Extracted data entries>
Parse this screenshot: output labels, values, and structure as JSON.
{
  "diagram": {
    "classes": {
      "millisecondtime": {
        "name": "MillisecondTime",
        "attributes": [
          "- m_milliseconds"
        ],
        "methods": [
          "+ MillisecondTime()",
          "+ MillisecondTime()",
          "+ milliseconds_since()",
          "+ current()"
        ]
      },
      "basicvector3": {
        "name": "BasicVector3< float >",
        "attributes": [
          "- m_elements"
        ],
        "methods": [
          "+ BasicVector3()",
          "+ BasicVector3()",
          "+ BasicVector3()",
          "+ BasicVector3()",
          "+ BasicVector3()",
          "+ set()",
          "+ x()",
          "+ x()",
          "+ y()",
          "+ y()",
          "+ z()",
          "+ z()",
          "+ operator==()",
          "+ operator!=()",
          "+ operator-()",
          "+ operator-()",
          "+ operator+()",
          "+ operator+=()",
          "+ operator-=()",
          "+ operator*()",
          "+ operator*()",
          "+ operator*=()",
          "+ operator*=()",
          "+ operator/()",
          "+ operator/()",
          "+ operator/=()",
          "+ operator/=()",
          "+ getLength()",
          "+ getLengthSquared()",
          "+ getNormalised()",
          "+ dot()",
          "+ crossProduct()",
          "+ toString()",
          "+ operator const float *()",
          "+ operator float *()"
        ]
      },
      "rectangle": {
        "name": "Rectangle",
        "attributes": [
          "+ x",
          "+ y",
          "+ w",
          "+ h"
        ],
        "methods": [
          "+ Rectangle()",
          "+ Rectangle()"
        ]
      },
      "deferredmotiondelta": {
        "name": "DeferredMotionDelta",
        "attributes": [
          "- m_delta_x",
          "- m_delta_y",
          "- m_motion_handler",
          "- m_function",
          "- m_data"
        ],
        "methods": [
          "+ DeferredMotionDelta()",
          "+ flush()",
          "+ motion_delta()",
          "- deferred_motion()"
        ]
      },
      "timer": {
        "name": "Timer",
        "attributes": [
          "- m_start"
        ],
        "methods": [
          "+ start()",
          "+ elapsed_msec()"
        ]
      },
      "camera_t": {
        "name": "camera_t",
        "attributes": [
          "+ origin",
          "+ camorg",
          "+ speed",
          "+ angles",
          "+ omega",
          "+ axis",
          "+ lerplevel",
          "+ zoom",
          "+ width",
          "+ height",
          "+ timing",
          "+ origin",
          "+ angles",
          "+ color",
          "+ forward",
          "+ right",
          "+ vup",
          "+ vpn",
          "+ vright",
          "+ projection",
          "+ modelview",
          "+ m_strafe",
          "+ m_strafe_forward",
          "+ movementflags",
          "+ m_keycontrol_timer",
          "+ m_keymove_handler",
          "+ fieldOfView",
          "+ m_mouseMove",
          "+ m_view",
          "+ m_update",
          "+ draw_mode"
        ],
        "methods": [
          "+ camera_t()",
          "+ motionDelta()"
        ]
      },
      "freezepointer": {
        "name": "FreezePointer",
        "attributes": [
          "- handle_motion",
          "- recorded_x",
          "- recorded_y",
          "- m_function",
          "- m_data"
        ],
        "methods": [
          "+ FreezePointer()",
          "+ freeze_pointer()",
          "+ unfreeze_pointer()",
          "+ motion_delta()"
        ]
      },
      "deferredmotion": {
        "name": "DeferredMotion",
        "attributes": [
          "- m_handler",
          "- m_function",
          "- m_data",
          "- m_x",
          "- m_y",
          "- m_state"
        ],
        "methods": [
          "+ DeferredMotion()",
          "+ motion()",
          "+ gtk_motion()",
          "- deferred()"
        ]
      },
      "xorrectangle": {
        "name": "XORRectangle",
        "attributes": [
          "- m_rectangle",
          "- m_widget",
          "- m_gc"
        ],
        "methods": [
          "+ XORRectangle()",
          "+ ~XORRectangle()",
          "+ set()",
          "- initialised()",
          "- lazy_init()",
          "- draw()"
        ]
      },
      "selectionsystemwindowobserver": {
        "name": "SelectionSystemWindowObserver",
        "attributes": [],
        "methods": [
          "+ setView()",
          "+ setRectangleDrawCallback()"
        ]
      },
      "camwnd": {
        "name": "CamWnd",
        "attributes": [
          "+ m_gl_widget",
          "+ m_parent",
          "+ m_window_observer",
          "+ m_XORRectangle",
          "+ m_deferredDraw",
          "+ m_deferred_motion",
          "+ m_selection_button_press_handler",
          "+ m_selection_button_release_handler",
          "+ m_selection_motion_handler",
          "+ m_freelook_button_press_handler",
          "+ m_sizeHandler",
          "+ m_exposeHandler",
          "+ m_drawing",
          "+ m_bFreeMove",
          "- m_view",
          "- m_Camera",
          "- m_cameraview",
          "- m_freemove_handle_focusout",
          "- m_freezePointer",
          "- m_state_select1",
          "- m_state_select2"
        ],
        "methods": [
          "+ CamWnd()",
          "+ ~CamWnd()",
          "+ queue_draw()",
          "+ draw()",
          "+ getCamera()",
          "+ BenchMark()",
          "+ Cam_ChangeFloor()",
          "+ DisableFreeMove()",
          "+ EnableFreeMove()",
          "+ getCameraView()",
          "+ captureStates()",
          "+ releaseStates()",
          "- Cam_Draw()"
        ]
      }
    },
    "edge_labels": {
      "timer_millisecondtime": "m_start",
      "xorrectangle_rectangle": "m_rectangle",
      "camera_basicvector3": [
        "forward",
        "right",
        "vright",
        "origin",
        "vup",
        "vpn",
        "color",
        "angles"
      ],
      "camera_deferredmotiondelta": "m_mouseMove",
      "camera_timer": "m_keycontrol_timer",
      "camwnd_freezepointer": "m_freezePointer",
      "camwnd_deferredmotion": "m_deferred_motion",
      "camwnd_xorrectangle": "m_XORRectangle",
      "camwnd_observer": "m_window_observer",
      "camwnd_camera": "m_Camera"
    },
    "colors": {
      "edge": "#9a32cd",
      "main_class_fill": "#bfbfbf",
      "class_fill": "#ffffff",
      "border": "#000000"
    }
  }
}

AIM>
Repeat the data exactly. Leave nothing out.

COMPLETE RESPONSE>
Parse this screenshot: output labels, values, and structure as JSON.
{
  "diagram": {
    "classes": {
      "millisecondtime": {
        "name": "MillisecondTime",
        "attributes": [
          "- m_milliseconds"
        ],
        "methods": [
          "+ MillisecondTime()",
          "+ MillisecondTime()",
          "+ milliseconds_since()",
          "+ current()"
        ]
      },
      "basicvector3": {
        "name": "BasicVector3< float >",
        "attributes": [
          "- m_elements"
        ],
        "methods": [
          "+ BasicVector3()",
          "+ BasicVector3()",
          "+ BasicVector3()",
          "+ BasicVector3()",
          "+ BasicVector3()",
          "+ set()",
          "+ x()",
          "+ x()",
          "+ y()",
          "+ y()",
          "+ z()",
          "+ z()",
          "+ operator==()",
          "+ operator!=()",
          "+ operator-()",
          "+ operator-()",
          "+ operator+()",
          "+ operator+=()",
          "+ operator-=()",
          "+ operator*()",
          "+ operator*()",
          "+ operator*=()",
          "+ operator*=()",
          "+ operator/()",
          "+ operator/()",
          "+ operator/=()",
          "+ operator/=()",
          "+ getLength()",
          "+ getLengthSquared()",
          "+ getNormalised()",
          "+ dot()",
          "+ crossProduct()",
          "+ toString()",
          "+ operator const float *()",
          "+ operator float *()"
        ]
      },
      "rectangle": {
        "name": "Rectangle",
        "attributes": [
          "+ x",
          "+ y",
          "+ w",
          "+ h"
        ],
        "methods": [
          "+ Rectangle()",
          "+ Rectangle()"
        ]
      },
      "deferredmotiondelta": {
        "name": "DeferredMotionDelta",
        "attributes": [
          "- m_delta_x",
          "- m_delta_y",
          "- m_motion_handler",
          "- m_function",
          "- m_data"
        ],
        "methods": [
          "+ DeferredMotionDelta()",
          "+ flush()",
          "+ motion_delta()",
          "- deferred_motion()"
        ]
      },
      "timer": {
        "name": "Timer",
        "attributes": [
          "- m_start"
        ],
        "methods": [
          "+ start()",
          "+ elapsed_msec()"
        ]
      },
      "camera_t": {
        "name": "camera_t",
        "attributes": [
          "+ origin",
          "+ camorg",
          "+ speed",
          "+ angles",
          "+ omega",
          "+ axis",
          "+ lerplevel",
          "+ zoom",
          "+ width",
          "+ height",
          "+ timing",
          "+ origin",
          "+ angles",
          "+ color",
          "+ forward",
          "+ right",
          "+ vup",
          "+ vpn",
          "+ vright",
          "+ projection",
          "+ modelview",
          "+ m_strafe",
          "+ m_strafe_forward",
          "+ movementflags",
          "+ m_keycontrol_timer",
          "+ m_keymove_handler",
          "+ fieldOfView",
          "+ m_mouseMove",
          "+ m_view",
          "+ m_update",
          "+ draw_mode"
        ],
        "methods": [
          "+ camera_t()",
          "+ motionDelta()"
        ]
      },
      "freezepointer": {
        "name": "FreezePointer",
        "attributes": [
          "- handle_motion",
          "- recorded_x",
          "- recorded_y",
          "- m_function",
          "- m_data"
        ],
        "methods": [
          "+ FreezePointer()",
          "+ freeze_pointer()",
          "+ unfreeze_pointer()",
          "+ motion_delta()"
        ]
      },
      "deferredmotion": {
        "name": "DeferredMotion",
        "attributes": [
          "- m_handler",
          "- m_function",
          "- m_data",
          "- m_x",
          "- m_y",
          "- m_state"
        ],
        "methods": [
          "+ DeferredMotion()",
          "+ motion()",
          "+ gtk_motion()",
          "- deferred()"
        ]
      },
      "xorrectangle": {
        "name": "XORRectangle",
        "attributes": [
          "- m_rectangle",
          "- m_widget",
          "- m_gc"
        ],
        "methods": [
          "+ XORRectangle()",
          "+ ~XORRectangle()",
          "+ set()",
          "- initialised()",
          "- lazy_init()",
          "- draw()"
        ]
      },
      "selectionsystemwindowobserver": {
        "name": "SelectionSystemWindowObserver",
        "attributes": [],
        "methods": [
          "+ setView()",
          "+ setRectangleDrawCallback()"
        ]
      },
      "camwnd": {
        "name": "CamWnd",
        "attributes": [
          "+ m_gl_widget",
          "+ m_parent",
          "+ m_window_observer",
          "+ m_XORRectangle",
          "+ m_deferredDraw",
          "+ m_deferred_motion",
          "+ m_selection_button_press_handler",
          "+ m_selection_button_release_handler",
          "+ m_selection_motion_handler",
          "+ m_freelook_button_press_handler",
          "+ m_sizeHandler",
          "+ m_exposeHandler",
          "+ m_drawing",
          "+ m_bFreeMove",
          "- m_view",
          "- m_Camera",
          "- m_cameraview",
          "- m_freemove_handle_focusout",
          "- m_freezePointer",
          "- m_state_select1",
          "- m_state_select2"
        ],
        "methods": [
          "+ CamWnd()",
          "+ ~CamWnd()",
          "+ queue_draw()",
          "+ draw()",
          "+ getCamera()",
          "+ BenchMark()",
          "+ Cam_ChangeFloor()",
          "+ DisableFreeMove()",
          "+ EnableFreeMove()",
          "+ getCameraView()",
          "+ captureStates()",
          "+ releaseStates()",
          "- Cam_Draw()"
        ]
      }
    },
    "edge_labels": {
      "timer_millisecondtime": "m_start",
      "xorrectangle_rectangle": "m_rectangle",
      "camera_basicvector3": [
        "forward",
        "right",
        "vright",
        "origin",
        "vup",
        "vpn",
        "color",
        "angles"
      ],
      "camera_deferredmotiondelta": "m_mouseMove",
      "camera_timer": "m_keycontrol_timer",
      "camwnd_freezepointer": "m_freezePointer",
      "camwnd_deferredmotion": "m_deferred_motion",
      "camwnd_xorrectangle": "m_XORRectangle",
      "camwnd_observer": "m_window_observer",
      "camwnd_camera": "m_Camera"
    },
    "colors": {
      "edge": "#9a32cd",
      "main_class_fill": "#bfbfbf",
      "class_fill": "#ffffff",
      "border": "#000000"
    }
  }
}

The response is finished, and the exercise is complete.